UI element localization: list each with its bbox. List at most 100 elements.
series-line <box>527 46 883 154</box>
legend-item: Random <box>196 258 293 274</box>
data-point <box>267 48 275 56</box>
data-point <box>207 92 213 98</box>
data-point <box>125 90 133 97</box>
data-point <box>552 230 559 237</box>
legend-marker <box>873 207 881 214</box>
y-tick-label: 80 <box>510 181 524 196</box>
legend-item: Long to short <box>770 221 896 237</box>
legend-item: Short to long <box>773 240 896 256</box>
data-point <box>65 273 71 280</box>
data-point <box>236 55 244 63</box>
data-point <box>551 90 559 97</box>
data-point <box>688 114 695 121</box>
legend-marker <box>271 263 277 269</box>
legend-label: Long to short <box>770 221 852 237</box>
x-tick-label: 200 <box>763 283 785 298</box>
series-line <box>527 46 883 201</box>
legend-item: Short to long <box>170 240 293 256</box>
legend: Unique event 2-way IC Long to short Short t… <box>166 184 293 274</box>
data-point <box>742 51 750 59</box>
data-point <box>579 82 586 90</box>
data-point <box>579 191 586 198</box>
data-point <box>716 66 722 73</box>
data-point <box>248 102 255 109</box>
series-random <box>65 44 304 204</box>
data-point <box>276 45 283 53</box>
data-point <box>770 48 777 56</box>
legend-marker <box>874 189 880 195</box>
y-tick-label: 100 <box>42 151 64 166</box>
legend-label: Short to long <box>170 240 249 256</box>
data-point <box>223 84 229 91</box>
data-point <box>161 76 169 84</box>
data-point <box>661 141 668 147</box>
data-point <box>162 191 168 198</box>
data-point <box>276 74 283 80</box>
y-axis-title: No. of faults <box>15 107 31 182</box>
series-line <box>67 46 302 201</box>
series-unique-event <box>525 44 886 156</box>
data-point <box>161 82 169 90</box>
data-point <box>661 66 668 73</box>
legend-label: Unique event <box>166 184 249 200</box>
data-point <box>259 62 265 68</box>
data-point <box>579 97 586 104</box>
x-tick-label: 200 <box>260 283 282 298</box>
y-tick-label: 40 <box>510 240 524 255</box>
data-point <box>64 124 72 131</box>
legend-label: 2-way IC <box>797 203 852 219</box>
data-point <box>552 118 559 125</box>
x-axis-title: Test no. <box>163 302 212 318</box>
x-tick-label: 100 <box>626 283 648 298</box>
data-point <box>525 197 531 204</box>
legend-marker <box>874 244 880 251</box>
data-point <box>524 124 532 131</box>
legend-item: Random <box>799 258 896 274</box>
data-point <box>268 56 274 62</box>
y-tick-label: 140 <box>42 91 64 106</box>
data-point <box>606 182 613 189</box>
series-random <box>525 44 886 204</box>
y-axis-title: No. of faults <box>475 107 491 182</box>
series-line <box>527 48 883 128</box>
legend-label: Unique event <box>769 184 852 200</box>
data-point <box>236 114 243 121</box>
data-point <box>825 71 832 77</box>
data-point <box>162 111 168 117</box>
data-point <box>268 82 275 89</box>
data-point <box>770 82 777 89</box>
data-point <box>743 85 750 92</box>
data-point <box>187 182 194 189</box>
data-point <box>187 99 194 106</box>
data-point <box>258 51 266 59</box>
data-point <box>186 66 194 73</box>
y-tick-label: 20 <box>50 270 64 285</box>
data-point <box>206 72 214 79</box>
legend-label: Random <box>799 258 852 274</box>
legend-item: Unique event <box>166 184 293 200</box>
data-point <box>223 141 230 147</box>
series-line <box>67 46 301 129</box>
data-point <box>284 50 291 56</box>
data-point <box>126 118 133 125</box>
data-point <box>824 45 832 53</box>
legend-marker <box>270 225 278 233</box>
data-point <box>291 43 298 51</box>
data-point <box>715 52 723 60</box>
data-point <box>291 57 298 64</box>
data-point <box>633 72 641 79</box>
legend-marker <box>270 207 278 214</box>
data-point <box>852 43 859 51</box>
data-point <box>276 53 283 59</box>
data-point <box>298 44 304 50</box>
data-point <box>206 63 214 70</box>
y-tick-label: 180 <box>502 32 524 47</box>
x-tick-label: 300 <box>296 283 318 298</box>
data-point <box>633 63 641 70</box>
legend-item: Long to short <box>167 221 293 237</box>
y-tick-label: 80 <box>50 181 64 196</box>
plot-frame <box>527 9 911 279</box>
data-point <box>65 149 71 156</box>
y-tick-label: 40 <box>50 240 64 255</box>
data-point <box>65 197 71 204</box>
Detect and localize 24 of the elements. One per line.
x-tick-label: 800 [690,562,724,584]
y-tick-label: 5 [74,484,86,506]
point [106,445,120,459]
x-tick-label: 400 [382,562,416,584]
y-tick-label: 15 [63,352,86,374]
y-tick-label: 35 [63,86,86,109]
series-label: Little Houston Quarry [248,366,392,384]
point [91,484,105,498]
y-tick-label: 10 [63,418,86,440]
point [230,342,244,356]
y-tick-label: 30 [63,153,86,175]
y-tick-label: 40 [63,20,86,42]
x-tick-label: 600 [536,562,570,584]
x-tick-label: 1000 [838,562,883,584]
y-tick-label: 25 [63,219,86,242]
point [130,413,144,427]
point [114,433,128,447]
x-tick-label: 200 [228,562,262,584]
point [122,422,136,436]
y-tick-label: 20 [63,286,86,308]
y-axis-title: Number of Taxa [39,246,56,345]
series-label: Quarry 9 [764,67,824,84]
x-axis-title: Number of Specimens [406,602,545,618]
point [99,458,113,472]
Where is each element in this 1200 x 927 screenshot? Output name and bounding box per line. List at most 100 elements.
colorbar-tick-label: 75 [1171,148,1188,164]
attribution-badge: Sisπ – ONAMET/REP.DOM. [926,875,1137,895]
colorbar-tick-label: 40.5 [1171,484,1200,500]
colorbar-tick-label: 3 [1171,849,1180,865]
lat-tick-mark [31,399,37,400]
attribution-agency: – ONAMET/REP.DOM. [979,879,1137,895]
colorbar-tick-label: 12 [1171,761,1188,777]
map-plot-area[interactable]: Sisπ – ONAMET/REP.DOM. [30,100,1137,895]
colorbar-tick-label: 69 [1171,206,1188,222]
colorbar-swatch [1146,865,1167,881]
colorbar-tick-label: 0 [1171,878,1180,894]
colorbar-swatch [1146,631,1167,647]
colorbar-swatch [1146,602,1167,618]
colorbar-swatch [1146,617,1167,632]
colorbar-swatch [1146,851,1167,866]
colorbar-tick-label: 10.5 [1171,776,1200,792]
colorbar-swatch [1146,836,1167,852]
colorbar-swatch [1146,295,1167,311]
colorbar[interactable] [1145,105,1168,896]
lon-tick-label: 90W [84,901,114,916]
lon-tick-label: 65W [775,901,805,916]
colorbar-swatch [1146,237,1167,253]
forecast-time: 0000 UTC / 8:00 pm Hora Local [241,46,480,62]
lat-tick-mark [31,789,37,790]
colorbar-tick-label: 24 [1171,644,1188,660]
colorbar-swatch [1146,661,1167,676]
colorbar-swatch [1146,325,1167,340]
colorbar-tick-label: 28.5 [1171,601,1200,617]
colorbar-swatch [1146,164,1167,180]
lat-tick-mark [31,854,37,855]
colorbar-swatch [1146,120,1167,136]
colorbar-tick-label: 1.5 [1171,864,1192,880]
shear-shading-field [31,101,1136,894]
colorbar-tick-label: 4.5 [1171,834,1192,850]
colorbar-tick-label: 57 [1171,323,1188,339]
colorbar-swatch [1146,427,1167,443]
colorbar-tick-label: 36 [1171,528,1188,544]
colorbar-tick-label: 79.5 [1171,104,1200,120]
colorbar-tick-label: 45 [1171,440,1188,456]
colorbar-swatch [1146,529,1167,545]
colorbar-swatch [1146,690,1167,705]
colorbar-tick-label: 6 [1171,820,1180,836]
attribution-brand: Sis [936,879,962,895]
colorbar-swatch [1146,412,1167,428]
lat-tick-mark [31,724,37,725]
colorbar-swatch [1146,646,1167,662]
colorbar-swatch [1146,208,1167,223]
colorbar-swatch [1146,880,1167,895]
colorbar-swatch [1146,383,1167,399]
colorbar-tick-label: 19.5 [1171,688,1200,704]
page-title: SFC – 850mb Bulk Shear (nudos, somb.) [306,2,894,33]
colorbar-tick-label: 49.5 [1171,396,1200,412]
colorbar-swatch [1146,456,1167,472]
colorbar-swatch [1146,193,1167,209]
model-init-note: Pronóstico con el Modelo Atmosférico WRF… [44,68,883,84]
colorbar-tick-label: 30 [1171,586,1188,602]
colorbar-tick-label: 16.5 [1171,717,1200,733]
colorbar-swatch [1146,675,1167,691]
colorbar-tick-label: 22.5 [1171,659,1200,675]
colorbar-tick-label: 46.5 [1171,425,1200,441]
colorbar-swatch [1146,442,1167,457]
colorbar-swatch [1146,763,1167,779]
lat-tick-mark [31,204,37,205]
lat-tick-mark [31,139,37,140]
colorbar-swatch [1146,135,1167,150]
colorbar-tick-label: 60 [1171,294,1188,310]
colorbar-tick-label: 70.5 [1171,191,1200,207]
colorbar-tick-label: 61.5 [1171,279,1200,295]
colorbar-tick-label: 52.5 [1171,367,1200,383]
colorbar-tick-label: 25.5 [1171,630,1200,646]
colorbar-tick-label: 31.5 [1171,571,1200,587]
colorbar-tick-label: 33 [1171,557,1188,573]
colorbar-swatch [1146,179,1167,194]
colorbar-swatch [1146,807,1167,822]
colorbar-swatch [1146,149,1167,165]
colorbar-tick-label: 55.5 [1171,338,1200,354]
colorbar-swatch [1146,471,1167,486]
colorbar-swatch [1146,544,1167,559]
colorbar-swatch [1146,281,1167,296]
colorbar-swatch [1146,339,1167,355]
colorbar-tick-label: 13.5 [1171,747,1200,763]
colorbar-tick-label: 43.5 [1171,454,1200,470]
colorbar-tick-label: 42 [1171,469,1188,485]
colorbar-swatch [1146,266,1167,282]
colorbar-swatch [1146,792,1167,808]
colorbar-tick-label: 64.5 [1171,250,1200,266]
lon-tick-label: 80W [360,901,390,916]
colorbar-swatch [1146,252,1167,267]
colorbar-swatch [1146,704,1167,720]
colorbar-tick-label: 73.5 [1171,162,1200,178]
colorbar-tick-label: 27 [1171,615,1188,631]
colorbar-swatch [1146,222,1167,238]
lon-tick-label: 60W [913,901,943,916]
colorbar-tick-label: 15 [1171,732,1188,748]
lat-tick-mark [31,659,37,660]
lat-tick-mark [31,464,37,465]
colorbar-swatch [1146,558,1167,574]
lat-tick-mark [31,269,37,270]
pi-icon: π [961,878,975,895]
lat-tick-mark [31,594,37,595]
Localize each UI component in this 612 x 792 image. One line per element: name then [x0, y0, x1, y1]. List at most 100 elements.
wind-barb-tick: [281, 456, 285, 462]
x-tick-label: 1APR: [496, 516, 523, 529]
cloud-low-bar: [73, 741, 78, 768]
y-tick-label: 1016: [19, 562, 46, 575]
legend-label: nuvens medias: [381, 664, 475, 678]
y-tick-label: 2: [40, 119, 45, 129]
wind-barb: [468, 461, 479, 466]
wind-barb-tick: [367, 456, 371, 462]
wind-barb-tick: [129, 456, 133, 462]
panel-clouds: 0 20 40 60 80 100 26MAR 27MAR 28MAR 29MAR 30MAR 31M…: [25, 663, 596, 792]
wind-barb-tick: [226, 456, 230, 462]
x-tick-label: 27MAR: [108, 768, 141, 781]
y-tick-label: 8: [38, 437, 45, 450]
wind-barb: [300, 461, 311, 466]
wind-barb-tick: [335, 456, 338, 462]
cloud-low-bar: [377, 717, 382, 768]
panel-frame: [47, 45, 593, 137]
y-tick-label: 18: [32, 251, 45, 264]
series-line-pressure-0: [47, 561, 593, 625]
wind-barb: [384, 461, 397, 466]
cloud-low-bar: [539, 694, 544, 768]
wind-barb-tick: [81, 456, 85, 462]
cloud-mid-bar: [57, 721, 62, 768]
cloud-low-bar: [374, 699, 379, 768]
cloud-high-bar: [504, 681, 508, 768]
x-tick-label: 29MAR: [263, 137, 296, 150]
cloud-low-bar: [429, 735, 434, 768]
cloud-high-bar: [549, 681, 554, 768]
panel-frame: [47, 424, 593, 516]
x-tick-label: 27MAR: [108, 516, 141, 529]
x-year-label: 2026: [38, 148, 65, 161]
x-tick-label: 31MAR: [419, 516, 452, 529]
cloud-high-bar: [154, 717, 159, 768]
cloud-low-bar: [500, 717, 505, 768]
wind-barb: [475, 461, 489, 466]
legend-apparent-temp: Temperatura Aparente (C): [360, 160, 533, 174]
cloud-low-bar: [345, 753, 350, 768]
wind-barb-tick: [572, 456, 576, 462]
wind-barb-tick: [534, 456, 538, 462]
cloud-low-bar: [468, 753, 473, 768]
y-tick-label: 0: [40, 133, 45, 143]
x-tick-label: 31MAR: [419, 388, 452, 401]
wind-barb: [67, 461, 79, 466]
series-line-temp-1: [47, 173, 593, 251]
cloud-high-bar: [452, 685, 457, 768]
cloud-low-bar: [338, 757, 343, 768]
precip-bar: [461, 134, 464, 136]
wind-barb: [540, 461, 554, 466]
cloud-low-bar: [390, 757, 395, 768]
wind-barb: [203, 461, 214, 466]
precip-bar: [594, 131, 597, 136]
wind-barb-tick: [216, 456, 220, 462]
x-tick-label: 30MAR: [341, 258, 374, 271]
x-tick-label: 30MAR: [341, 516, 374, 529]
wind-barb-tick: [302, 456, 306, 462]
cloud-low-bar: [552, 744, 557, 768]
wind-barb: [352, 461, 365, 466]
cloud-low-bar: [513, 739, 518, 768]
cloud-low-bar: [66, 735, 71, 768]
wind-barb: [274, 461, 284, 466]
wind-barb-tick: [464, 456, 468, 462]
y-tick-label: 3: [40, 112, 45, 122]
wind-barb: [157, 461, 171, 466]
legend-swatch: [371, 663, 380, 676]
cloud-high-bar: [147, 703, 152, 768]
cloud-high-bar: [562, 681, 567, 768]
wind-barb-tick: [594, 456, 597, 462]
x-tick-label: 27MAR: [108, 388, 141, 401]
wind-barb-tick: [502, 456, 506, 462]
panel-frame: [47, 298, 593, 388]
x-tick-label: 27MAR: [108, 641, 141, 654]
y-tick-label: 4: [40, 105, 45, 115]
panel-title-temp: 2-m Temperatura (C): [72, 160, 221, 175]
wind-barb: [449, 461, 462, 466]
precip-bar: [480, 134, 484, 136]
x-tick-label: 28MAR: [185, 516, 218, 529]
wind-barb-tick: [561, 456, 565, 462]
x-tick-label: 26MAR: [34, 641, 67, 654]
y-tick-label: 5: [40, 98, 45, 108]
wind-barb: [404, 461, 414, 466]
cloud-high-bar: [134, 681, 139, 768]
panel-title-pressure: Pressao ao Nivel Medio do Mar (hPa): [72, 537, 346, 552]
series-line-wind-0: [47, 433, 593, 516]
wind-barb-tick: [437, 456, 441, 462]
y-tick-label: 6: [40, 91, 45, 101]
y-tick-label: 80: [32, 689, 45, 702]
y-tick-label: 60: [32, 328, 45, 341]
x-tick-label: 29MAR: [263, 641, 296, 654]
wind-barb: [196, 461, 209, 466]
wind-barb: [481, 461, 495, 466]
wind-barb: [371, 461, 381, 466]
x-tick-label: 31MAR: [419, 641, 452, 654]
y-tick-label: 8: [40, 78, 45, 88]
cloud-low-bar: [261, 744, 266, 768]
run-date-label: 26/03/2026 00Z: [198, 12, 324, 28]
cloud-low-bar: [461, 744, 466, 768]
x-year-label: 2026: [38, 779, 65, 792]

══════

■ What is expected ■
Write out again, unchanged, everything from the first line of the items down to and including the line containing "data-point <box>161 82 169 90</box>".

■ Correct output ■
UI element localization: list each with its bbox. List at most 100 elements.
series-line <box>527 46 883 154</box>
legend-item: Random <box>196 258 293 274</box>
data-point <box>267 48 275 56</box>
data-point <box>207 92 213 98</box>
data-point <box>125 90 133 97</box>
data-point <box>552 230 559 237</box>
legend-marker <box>873 207 881 214</box>
y-tick-label: 80 <box>510 181 524 196</box>
legend-item: Long to short <box>770 221 896 237</box>
legend-item: Short to long <box>773 240 896 256</box>
data-point <box>65 273 71 280</box>
data-point <box>236 55 244 63</box>
data-point <box>551 90 559 97</box>
data-point <box>688 114 695 121</box>
legend-marker <box>271 263 277 269</box>
legend-label: Long to short <box>770 221 852 237</box>
x-tick-label: 200 <box>763 283 785 298</box>
series-line <box>527 46 883 201</box>
legend-item: Short to long <box>170 240 293 256</box>
legend: Unique event 2-way IC Long to short Short t… <box>166 184 293 274</box>
data-point <box>742 51 750 59</box>
data-point <box>579 82 586 90</box>
data-point <box>579 191 586 198</box>
data-point <box>716 66 722 73</box>
data-point <box>248 102 255 109</box>
series-random <box>65 44 304 204</box>
data-point <box>276 45 283 53</box>
data-point <box>770 48 777 56</box>
legend-marker <box>874 189 880 195</box>
y-tick-label: 100 <box>42 151 64 166</box>
legend-label: Short to long <box>170 240 249 256</box>
data-point <box>223 84 229 91</box>
data-point <box>161 76 169 84</box>
data-point <box>661 141 668 147</box>
data-point <box>162 191 168 198</box>
data-point <box>276 74 283 80</box>
y-axis-title: No. of faults <box>15 107 31 182</box>
series-line <box>67 46 302 201</box>
series-unique-event <box>525 44 886 156</box>
data-point <box>161 82 169 90</box>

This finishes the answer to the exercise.